## begin Available records

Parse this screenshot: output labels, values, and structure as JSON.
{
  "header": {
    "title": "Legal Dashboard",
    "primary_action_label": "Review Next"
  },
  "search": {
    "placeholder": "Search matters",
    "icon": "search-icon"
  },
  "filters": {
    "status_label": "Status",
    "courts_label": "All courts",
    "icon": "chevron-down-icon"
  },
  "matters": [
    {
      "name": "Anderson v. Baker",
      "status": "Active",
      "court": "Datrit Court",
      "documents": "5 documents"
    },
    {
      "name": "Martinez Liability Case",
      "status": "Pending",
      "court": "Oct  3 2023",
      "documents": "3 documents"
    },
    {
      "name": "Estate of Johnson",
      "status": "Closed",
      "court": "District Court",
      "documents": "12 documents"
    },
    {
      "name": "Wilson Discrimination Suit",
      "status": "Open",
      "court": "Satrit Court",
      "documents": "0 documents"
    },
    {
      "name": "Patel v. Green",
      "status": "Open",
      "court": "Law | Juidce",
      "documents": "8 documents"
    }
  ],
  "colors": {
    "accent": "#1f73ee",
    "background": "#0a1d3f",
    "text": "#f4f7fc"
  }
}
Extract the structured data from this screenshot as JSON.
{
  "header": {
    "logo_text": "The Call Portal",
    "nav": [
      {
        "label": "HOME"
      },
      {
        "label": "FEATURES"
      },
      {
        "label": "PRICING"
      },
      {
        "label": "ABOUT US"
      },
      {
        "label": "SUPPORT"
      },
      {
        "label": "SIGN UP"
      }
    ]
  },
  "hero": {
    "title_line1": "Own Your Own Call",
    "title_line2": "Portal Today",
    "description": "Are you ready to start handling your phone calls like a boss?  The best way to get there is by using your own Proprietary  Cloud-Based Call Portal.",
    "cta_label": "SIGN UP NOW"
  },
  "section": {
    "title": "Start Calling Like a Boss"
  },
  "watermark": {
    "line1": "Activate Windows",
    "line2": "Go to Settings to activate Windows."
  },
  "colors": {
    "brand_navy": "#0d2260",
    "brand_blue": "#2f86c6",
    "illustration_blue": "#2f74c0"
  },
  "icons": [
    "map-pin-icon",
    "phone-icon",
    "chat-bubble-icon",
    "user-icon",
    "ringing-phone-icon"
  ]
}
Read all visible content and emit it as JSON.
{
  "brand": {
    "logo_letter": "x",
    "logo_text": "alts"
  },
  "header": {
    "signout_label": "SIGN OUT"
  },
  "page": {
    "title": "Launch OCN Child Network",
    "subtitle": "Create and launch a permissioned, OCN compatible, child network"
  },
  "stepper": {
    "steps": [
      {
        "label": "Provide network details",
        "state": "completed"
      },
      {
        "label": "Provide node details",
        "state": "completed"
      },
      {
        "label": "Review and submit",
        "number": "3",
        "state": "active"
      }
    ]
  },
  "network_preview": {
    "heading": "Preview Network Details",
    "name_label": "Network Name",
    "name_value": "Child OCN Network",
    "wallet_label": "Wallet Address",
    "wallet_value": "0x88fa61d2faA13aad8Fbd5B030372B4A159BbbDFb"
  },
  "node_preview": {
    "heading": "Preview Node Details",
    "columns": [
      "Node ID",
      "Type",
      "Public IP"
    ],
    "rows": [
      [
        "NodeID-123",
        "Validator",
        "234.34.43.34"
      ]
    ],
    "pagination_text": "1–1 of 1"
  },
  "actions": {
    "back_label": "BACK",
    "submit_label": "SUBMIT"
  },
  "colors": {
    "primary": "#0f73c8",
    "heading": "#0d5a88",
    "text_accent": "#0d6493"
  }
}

## end Available records

> **Set task**: Copy each record from above without leaving any out.

> **The answer**:
Parse this screenshot: output labels, values, and structure as JSON.
{
  "header": {
    "title": "Legal Dashboard",
    "primary_action_label": "Review Next"
  },
  "search": {
    "placeholder": "Search matters",
    "icon": "search-icon"
  },
  "filters": {
    "status_label": "Status",
    "courts_label": "All courts",
    "icon": "chevron-down-icon"
  },
  "matters": [
    {
      "name": "Anderson v. Baker",
      "status": "Active",
      "court": "Datrit Court",
      "documents": "5 documents"
    },
    {
      "name": "Martinez Liability Case",
      "status": "Pending",
      "court": "Oct  3 2023",
      "documents": "3 documents"
    },
    {
      "name": "Estate of Johnson",
      "status": "Closed",
      "court": "District Court",
      "documents": "12 documents"
    },
    {
      "name": "Wilson Discrimination Suit",
      "status": "Open",
      "court": "Satrit Court",
      "documents": "0 documents"
    },
    {
      "name": "Patel v. Green",
      "status": "Open",
      "court": "Law | Juidce",
      "documents": "8 documents"
    }
  ],
  "colors": {
    "accent": "#1f73ee",
    "background": "#0a1d3f",
    "text": "#f4f7fc"
  }
}
Extract the structured data from this screenshot as JSON.
{
  "header": {
    "logo_text": "The Call Portal",
    "nav": [
      {
        "label": "HOME"
      },
      {
        "label": "FEATURES"
      },
      {
        "label": "PRICING"
      },
      {
        "label": "ABOUT US"
      },
      {
        "label": "SUPPORT"
      },
      {
        "label": "SIGN UP"
      }
    ]
  },
  "hero": {
    "title_line1": "Own Your Own Call",
    "title_line2": "Portal Today",
    "description": "Are you ready to start handling your phone calls like a boss?  The best way to get there is by using your own Proprietary  Cloud-Based Call Portal.",
    "cta_label": "SIGN UP NOW"
  },
  "section": {
    "title": "Start Calling Like a Boss"
  },
  "watermark": {
    "line1": "Activate Windows",
    "line2": "Go to Settings to activate Windows."
  },
  "colors": {
    "brand_navy": "#0d2260",
    "brand_blue": "#2f86c6",
    "illustration_blue": "#2f74c0"
  },
  "icons": [
    "map-pin-icon",
    "phone-icon",
    "chat-bubble-icon",
    "user-icon",
    "ringing-phone-icon"
  ]
}
Read all visible content and emit it as JSON.
{
  "brand": {
    "logo_letter": "x",
    "logo_text": "alts"
  },
  "header": {
    "signout_label": "SIGN OUT"
  },
  "page": {
    "title": "Launch OCN Child Network",
    "subtitle": "Create and launch a permissioned, OCN compatible, child network"
  },
  "stepper": {
    "steps": [
      {
        "label": "Provide network details",
        "state": "completed"
      },
      {
        "label": "Provide node details",
        "state": "completed"
      },
      {
        "label": "Review and submit",
        "number": "3",
        "state": "active"
      }
    ]
  },
  "network_preview": {
    "heading": "Preview Network Details",
    "name_label": "Network Name",
    "name_value": "Child OCN Network",
    "wallet_label": "Wallet Address",
    "wallet_value": "0x88fa61d2faA13aad8Fbd5B030372B4A159BbbDFb"
  },
  "node_preview": {
    "heading": "Preview Node Details",
    "columns": [
      "Node ID",
      "Type",
      "Public IP"
    ],
    "rows": [
      [
        "NodeID-123",
        "Validator",
        "234.34.43.34"
      ]
    ],
    "pagination_text": "1–1 of 1"
  },
  "actions": {
    "back_label": "BACK",
    "submit_label": "SUBMIT"
  },
  "colors": {
    "primary": "#0f73c8",
    "heading": "#0d5a88",
    "text_accent": "#0d6493"
  }
}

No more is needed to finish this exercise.